Give the count of lines in the data that include "könnte", with no other words.

--- Start of Data supplied ---

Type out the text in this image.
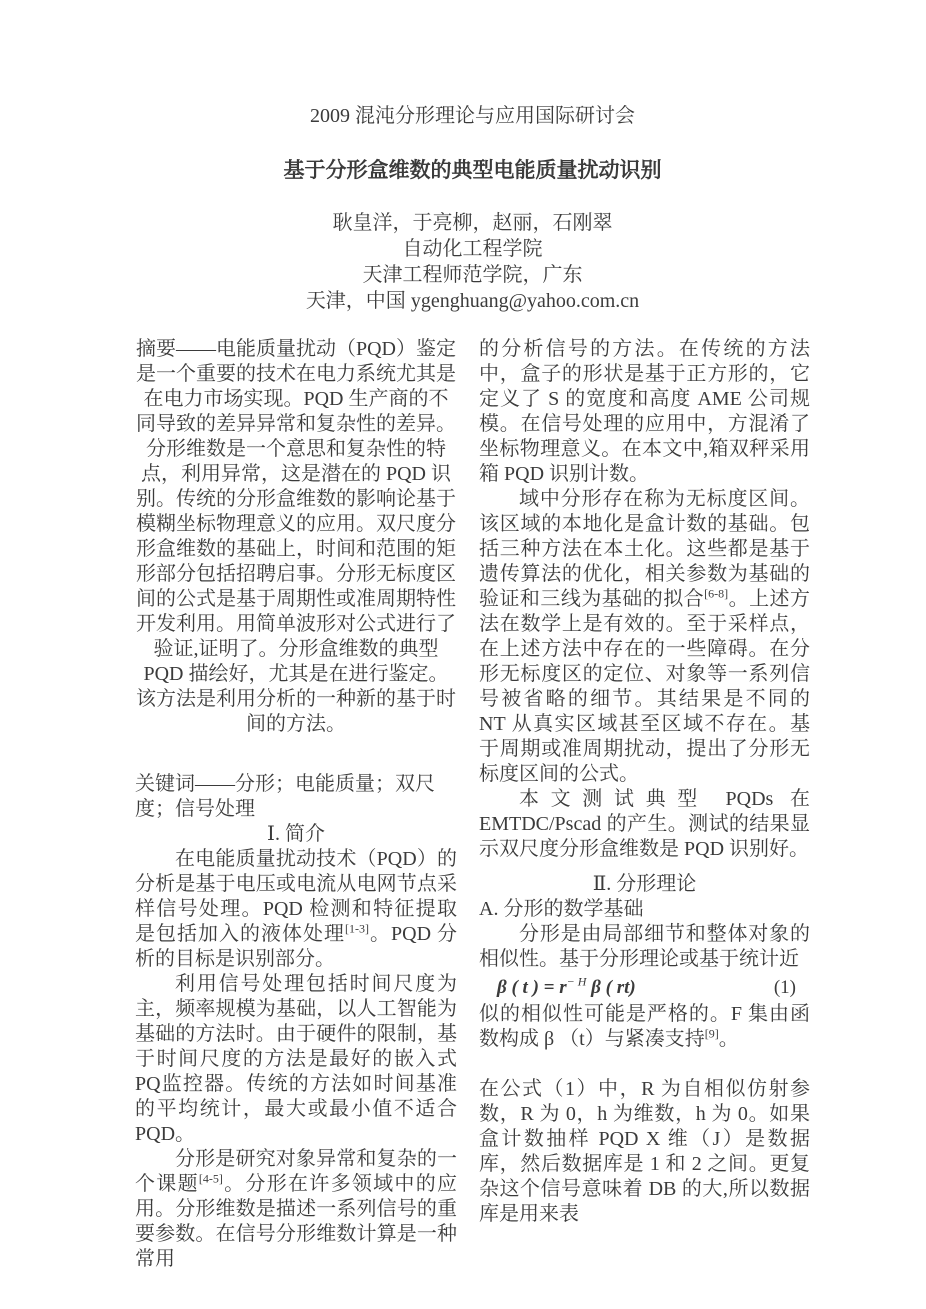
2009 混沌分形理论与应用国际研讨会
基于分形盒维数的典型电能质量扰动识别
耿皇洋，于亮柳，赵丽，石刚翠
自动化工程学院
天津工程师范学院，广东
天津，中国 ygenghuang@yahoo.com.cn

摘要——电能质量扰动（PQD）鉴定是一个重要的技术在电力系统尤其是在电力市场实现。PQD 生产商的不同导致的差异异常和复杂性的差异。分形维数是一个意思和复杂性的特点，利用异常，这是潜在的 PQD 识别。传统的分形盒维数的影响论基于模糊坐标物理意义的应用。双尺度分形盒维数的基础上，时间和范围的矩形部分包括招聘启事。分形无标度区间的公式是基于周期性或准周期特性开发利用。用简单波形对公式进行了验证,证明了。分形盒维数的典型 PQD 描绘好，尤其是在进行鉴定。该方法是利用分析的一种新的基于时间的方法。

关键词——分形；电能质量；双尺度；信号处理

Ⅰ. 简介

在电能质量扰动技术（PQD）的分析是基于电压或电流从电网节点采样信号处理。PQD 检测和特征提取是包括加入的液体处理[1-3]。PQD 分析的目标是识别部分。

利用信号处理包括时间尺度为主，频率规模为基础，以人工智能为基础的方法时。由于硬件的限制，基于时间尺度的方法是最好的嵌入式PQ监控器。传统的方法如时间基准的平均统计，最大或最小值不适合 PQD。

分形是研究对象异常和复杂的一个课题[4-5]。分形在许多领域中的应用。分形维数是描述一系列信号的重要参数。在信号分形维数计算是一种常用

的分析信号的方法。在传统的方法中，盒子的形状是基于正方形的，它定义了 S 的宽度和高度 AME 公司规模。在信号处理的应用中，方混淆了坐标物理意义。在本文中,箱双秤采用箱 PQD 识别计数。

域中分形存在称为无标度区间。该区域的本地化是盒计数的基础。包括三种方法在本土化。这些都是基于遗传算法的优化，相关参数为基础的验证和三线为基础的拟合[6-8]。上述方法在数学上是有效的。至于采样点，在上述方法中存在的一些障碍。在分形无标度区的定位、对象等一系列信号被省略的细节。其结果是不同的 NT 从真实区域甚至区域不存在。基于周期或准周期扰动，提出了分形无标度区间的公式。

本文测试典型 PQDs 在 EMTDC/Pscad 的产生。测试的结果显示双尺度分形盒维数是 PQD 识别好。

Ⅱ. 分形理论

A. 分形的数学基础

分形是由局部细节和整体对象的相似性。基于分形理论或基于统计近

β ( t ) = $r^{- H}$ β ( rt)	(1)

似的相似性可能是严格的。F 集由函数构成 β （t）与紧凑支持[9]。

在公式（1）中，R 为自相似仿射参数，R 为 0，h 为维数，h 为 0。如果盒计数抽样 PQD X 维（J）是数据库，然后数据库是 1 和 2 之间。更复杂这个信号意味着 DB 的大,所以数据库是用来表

--- End of Data supplied ---
--- Start of Data supplied ---

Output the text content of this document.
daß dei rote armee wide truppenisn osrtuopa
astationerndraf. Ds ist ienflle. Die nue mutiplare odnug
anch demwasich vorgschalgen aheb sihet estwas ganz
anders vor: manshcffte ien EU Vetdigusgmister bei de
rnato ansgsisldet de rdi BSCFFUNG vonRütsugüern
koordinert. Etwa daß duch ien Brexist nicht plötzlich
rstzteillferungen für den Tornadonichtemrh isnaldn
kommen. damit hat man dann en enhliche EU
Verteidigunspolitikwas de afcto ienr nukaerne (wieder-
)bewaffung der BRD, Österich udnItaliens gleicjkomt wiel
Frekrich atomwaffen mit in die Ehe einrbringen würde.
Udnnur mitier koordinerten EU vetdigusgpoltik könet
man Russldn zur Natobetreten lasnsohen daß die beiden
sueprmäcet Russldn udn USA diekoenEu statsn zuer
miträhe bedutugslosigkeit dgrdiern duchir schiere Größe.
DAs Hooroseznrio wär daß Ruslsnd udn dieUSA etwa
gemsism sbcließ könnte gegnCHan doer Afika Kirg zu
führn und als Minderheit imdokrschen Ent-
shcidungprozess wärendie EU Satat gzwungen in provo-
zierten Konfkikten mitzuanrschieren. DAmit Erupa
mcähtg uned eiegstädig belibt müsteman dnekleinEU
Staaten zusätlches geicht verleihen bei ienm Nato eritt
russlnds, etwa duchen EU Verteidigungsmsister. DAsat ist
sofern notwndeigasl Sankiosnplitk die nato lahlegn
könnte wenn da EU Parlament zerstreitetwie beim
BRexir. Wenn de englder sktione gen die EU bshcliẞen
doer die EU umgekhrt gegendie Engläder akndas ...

--- End of Data supplied ---

* Complete output *
2